» CHALLENGE
Below are the records; pull every line that includes "across".

» Collected data
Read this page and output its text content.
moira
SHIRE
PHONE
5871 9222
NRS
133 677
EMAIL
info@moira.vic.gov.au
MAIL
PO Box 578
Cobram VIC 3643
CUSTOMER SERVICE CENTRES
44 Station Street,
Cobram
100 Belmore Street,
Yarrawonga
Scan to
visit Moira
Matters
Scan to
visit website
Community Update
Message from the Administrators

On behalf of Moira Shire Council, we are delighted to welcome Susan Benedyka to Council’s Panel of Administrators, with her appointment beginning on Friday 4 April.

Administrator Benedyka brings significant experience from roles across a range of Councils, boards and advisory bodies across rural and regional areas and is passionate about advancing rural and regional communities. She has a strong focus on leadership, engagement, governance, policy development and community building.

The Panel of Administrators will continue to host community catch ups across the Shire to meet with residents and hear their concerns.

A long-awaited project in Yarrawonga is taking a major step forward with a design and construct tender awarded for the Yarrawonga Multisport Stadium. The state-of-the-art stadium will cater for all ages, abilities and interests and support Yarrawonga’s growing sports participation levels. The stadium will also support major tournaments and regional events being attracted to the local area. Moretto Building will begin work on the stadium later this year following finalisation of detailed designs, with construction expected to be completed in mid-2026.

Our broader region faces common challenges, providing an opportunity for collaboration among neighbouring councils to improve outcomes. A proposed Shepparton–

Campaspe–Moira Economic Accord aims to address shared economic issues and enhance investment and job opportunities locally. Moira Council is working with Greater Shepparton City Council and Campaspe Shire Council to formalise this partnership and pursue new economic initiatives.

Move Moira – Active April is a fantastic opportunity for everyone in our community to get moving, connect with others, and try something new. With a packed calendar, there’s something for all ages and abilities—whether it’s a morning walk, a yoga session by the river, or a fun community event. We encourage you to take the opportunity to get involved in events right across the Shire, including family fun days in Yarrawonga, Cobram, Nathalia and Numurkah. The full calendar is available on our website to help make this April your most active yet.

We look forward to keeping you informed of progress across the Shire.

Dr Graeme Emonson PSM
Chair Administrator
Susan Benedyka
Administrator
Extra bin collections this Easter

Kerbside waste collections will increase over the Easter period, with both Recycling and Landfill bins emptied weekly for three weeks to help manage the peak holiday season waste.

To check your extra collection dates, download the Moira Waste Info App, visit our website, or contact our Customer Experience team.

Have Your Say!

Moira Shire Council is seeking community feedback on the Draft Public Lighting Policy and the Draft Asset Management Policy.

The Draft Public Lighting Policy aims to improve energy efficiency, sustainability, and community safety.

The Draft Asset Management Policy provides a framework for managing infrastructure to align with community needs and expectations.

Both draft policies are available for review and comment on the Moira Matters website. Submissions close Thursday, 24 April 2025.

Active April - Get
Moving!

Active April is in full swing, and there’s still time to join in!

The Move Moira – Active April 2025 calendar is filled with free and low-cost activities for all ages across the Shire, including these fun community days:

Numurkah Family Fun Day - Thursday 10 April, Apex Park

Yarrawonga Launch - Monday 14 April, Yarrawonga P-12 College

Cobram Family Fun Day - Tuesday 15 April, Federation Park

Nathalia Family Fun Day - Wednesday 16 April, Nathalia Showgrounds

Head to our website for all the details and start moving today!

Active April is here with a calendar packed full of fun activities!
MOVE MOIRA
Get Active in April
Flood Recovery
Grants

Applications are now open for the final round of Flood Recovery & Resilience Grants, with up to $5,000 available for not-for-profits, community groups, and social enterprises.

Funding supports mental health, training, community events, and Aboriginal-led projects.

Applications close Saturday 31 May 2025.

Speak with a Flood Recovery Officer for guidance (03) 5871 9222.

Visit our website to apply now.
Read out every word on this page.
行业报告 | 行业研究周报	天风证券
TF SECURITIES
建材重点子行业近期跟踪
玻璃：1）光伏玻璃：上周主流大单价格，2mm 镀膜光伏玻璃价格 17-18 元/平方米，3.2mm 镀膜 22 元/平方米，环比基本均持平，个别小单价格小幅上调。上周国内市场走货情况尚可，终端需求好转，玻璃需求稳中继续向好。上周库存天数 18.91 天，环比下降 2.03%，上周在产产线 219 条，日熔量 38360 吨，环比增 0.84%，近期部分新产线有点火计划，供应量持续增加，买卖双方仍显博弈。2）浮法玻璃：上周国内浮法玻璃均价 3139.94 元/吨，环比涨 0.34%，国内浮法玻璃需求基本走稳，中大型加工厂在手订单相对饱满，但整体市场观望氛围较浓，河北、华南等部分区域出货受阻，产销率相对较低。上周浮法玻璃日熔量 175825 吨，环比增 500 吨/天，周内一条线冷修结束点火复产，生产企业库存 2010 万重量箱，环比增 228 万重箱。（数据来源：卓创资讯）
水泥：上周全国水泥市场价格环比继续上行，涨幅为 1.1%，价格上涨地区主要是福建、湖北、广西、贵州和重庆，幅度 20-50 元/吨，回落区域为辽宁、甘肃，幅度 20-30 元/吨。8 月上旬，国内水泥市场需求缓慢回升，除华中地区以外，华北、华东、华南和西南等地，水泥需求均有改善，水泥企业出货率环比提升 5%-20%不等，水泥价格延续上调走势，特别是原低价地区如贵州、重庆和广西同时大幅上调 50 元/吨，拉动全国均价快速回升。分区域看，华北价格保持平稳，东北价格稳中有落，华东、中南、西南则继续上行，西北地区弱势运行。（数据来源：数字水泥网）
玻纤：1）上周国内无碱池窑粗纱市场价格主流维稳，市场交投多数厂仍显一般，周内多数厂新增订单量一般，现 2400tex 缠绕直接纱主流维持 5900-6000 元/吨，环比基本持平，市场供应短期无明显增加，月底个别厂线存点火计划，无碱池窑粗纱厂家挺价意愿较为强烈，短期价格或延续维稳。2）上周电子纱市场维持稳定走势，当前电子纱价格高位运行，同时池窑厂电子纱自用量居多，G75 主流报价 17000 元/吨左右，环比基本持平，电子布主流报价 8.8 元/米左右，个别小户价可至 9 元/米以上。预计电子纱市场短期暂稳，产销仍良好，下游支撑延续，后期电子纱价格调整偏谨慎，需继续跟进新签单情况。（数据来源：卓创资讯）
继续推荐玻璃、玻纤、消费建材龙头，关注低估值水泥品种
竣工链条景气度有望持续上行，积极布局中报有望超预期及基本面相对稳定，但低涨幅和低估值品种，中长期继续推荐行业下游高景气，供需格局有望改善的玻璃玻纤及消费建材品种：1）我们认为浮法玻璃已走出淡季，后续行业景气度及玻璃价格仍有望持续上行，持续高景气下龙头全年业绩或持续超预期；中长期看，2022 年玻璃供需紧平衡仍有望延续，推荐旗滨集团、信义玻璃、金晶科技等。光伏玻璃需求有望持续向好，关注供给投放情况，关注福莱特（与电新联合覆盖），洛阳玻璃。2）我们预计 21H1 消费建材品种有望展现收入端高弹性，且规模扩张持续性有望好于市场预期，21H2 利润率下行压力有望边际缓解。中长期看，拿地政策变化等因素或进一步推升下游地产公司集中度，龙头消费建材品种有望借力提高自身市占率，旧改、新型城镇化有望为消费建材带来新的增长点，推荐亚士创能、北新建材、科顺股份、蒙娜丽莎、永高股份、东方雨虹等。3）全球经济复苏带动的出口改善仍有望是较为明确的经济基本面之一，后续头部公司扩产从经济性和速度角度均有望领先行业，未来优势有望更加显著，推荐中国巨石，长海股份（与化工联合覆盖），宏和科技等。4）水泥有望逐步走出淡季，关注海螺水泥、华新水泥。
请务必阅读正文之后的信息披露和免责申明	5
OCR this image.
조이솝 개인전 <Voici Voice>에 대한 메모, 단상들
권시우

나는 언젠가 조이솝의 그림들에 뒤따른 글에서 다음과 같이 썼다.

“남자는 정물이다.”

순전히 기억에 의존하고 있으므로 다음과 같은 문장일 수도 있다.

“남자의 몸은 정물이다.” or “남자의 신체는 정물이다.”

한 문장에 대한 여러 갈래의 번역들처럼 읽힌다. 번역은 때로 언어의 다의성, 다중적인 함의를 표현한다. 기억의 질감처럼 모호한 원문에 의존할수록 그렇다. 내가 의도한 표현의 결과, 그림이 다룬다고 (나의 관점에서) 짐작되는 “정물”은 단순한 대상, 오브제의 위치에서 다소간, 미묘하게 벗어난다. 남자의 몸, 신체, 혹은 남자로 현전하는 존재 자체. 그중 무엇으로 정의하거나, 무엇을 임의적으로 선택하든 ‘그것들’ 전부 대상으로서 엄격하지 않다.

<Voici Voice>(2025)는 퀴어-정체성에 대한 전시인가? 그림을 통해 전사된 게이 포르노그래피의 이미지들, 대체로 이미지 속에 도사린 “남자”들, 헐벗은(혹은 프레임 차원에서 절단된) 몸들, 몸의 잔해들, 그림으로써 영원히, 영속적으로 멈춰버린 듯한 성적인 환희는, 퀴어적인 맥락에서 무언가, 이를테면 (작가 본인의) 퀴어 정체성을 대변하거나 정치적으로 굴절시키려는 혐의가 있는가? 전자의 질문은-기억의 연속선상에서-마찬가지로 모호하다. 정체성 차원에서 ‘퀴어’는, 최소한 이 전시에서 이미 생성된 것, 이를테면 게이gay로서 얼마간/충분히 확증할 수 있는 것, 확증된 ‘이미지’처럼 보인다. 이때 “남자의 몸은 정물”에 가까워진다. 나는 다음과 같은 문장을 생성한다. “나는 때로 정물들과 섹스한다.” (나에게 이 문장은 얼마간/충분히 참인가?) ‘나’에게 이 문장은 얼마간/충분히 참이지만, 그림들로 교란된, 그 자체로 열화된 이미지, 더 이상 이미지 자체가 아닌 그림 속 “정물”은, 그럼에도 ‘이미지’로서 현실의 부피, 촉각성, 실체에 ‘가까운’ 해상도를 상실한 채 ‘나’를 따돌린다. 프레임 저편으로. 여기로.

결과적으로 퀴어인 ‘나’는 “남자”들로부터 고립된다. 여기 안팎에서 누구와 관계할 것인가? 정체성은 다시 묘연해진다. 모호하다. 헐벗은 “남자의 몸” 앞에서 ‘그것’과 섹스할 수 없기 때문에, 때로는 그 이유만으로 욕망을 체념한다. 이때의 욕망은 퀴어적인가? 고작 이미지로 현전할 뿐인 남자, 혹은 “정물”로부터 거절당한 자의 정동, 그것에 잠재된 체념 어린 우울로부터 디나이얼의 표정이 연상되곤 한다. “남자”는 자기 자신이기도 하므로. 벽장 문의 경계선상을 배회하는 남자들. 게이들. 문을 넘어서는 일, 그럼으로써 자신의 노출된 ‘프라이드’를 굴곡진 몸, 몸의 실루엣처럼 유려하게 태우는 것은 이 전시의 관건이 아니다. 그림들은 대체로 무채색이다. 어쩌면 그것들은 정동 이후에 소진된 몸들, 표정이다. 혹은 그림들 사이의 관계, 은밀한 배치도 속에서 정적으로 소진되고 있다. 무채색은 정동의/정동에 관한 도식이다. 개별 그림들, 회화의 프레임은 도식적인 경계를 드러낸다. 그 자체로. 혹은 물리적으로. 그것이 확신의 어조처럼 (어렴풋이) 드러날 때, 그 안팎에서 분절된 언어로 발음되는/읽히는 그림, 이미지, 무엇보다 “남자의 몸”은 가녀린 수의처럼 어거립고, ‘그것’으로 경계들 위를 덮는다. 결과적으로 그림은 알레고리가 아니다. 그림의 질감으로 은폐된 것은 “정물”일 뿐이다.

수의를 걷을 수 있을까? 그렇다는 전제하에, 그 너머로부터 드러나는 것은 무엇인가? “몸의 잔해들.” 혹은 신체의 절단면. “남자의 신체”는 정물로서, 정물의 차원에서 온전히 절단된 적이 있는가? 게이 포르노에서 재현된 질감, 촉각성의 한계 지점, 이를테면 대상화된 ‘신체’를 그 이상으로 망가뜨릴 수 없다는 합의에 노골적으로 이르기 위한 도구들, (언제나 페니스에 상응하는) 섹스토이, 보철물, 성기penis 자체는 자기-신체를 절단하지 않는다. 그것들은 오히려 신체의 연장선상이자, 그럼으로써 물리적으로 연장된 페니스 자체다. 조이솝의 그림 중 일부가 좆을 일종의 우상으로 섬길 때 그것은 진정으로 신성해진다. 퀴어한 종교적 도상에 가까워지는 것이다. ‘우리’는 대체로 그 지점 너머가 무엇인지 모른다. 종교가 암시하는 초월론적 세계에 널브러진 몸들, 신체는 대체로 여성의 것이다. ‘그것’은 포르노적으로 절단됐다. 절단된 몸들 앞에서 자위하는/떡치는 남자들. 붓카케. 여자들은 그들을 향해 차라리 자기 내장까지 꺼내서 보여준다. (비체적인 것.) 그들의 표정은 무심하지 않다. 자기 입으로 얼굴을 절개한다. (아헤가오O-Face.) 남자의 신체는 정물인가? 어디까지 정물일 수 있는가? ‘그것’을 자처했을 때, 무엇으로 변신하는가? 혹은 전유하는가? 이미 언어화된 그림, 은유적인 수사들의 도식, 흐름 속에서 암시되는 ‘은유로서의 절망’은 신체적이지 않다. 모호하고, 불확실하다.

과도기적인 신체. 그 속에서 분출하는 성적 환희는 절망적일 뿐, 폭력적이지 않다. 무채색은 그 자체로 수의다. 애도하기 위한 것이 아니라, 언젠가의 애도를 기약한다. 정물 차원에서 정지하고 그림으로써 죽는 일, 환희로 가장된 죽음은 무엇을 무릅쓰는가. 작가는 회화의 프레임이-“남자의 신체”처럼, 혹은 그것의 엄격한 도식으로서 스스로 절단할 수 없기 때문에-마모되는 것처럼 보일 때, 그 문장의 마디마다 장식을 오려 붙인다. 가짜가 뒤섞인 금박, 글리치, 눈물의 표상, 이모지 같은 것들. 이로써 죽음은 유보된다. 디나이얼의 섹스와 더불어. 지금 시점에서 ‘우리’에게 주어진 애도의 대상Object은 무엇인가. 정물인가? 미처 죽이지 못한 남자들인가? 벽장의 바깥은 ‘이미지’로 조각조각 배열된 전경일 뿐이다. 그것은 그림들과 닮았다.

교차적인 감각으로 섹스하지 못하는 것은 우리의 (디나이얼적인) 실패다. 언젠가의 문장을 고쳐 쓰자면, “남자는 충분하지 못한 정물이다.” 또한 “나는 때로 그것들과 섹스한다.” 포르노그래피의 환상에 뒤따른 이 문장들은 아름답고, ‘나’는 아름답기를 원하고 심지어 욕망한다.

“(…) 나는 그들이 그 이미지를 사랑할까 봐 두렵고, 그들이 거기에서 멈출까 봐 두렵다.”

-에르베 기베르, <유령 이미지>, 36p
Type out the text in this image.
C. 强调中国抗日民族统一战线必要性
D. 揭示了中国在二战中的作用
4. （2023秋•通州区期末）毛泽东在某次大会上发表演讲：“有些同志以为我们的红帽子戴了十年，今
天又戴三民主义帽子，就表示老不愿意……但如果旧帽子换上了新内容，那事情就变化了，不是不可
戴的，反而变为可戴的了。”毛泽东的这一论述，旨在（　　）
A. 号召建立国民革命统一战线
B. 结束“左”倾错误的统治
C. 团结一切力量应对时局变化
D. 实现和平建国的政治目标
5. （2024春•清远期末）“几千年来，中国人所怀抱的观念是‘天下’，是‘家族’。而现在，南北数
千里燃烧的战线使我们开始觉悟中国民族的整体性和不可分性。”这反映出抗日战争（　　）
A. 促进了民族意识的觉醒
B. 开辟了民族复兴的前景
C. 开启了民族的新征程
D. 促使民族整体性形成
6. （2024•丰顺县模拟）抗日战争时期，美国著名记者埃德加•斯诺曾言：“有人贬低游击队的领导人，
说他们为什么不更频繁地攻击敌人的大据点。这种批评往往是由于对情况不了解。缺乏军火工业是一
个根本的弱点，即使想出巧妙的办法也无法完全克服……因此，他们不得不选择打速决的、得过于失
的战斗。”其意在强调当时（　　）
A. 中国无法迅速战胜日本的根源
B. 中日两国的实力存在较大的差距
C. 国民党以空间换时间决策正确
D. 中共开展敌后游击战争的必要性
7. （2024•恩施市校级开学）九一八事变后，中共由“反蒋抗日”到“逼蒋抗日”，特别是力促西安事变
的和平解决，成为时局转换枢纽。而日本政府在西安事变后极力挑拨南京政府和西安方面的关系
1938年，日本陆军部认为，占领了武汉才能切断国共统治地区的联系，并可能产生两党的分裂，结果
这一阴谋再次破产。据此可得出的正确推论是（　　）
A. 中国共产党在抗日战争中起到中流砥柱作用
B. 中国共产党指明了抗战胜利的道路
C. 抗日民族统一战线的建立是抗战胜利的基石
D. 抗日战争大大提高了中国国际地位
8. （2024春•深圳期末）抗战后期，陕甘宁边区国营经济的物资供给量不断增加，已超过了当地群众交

» SOLVED PROBLEM
Administrator Benedyka brings significant experience from roles across a range of Councils, boards and advisory bodies across rural and regional areas and is passionate about advancing rural and regional communities. She has a strong focus on leadership, engagement, governance, policy development and community building.
The Panel of Administrators will continue to host community catch ups across the Shire to meet with residents and hear their concerns.
Move Moira – Active April is a fantastic opportunity for everyone in our community to get moving, connect with others, and try something new. With a packed calendar, there’s something for all ages and abilities—whether it’s a morning walk, a yoga session by the river, or a fun community event. We encourage you to take the opportunity to get involved in events right across the Shire, including family fun days in Yarrawonga, Cobram, Nathalia and Numurkah. The full calendar is available on our website to help make this April your most active yet.
We look forward to keeping you informed of progress across the Shire.
The Move Moira – Active April 2025 calendar is filled with free and low-cost activities for all ages across the Shire, including these fun community days:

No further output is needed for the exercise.